Task requirements
Can you find the lines of the listing that include "文理兼收" and copy every one?

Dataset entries

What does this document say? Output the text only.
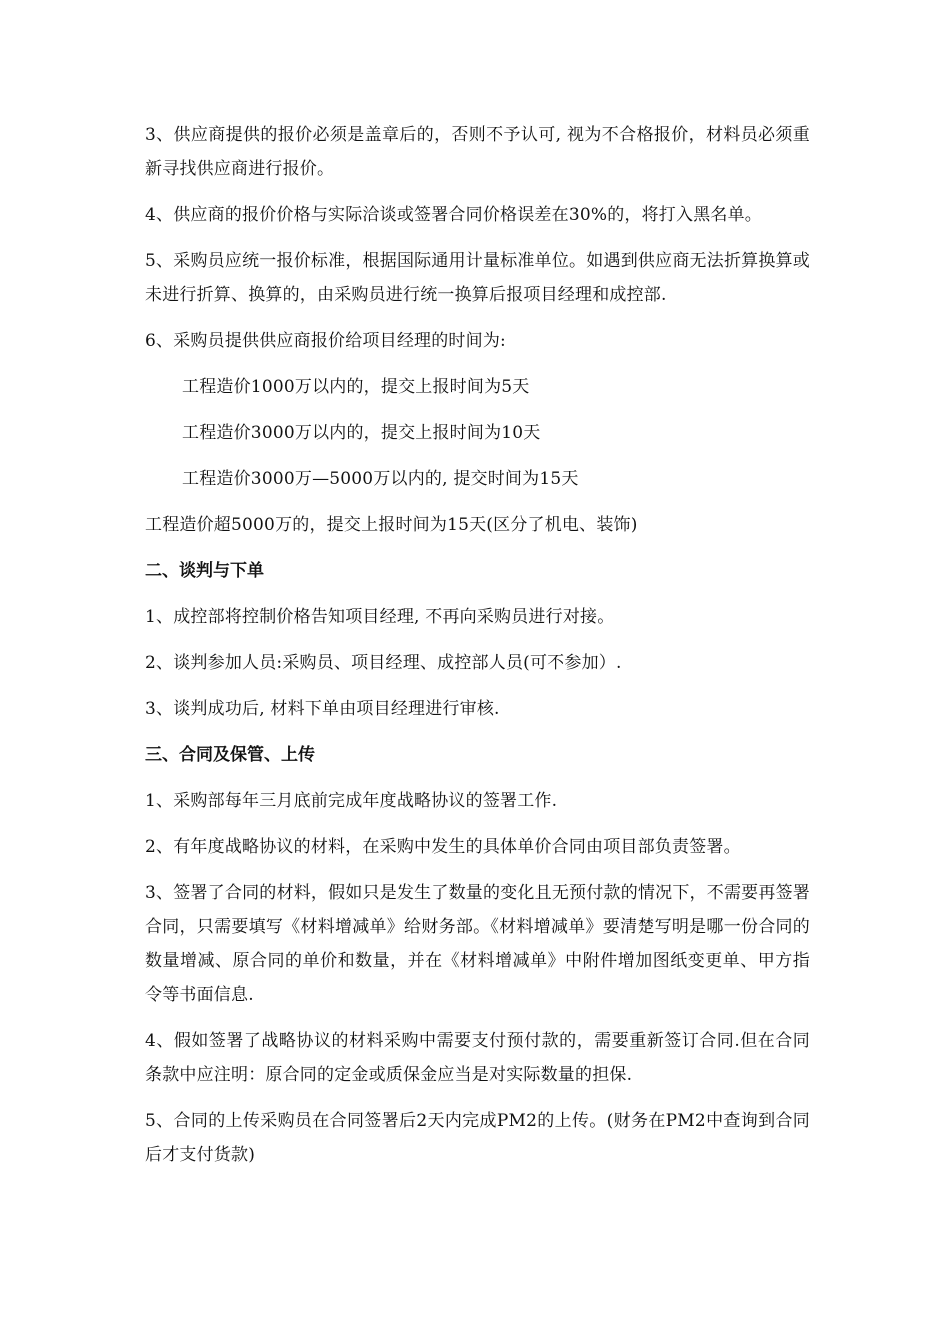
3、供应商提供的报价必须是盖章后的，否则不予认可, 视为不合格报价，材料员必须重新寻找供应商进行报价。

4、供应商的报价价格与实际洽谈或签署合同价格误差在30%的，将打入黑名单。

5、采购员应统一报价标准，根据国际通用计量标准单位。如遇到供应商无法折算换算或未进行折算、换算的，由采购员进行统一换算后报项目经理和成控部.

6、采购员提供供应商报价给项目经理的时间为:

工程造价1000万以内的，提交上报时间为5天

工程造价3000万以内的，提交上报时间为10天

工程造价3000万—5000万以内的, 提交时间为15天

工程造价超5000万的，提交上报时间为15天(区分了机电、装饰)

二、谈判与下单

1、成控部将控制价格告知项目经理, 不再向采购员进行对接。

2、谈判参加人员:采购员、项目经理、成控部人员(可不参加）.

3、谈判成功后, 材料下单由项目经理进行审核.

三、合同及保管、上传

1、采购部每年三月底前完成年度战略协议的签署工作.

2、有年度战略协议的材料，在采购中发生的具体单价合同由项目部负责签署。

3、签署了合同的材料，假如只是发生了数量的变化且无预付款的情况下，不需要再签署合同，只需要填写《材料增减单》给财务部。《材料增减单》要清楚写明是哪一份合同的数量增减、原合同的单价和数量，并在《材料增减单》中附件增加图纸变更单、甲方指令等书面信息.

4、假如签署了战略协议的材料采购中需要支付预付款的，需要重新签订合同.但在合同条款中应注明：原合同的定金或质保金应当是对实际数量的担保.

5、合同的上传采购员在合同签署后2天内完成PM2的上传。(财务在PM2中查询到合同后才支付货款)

* * *

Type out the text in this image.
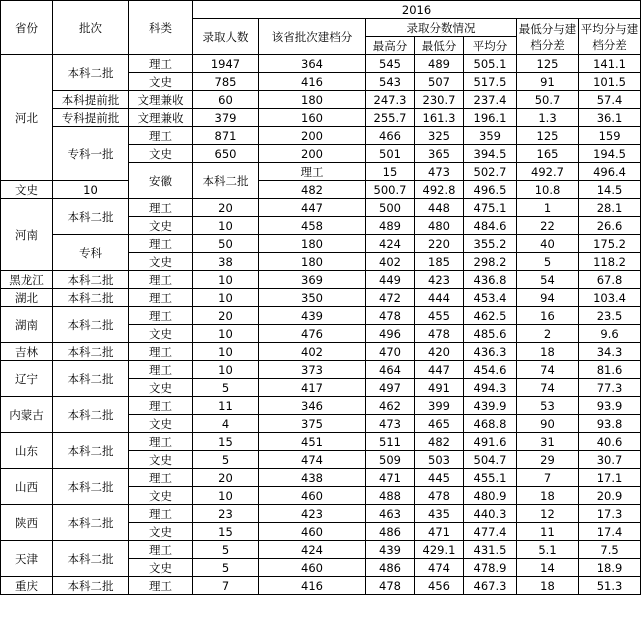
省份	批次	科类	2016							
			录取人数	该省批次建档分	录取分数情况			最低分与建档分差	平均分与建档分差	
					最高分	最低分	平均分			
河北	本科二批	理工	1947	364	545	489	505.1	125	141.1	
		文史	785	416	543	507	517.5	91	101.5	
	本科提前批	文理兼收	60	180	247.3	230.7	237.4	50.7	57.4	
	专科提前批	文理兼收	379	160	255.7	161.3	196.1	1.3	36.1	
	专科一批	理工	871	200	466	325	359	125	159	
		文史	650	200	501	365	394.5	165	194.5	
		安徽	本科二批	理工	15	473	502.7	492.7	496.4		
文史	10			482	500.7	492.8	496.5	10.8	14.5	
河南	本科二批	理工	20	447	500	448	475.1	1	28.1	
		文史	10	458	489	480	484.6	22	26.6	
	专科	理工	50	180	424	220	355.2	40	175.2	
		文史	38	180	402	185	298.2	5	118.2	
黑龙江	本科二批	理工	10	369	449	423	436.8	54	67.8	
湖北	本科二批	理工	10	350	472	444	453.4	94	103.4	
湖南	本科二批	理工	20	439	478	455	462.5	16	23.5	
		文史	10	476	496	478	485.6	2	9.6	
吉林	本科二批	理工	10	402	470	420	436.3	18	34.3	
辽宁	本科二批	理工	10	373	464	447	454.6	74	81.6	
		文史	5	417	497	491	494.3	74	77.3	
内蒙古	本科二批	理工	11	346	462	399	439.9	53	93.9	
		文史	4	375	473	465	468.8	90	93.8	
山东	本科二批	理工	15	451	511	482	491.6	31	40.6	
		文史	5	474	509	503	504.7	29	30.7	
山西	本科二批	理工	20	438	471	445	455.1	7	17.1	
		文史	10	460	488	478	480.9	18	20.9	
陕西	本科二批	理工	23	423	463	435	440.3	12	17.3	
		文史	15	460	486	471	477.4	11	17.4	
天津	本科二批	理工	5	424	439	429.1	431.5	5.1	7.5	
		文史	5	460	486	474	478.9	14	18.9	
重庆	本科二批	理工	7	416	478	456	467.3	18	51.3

Exercise response
	本科提前批	文理兼收	60	180	247.3	230.7	237.4	50.7	57.4	
	专科提前批	文理兼收	379	160	255.7	161.3	196.1	1.3	36.1	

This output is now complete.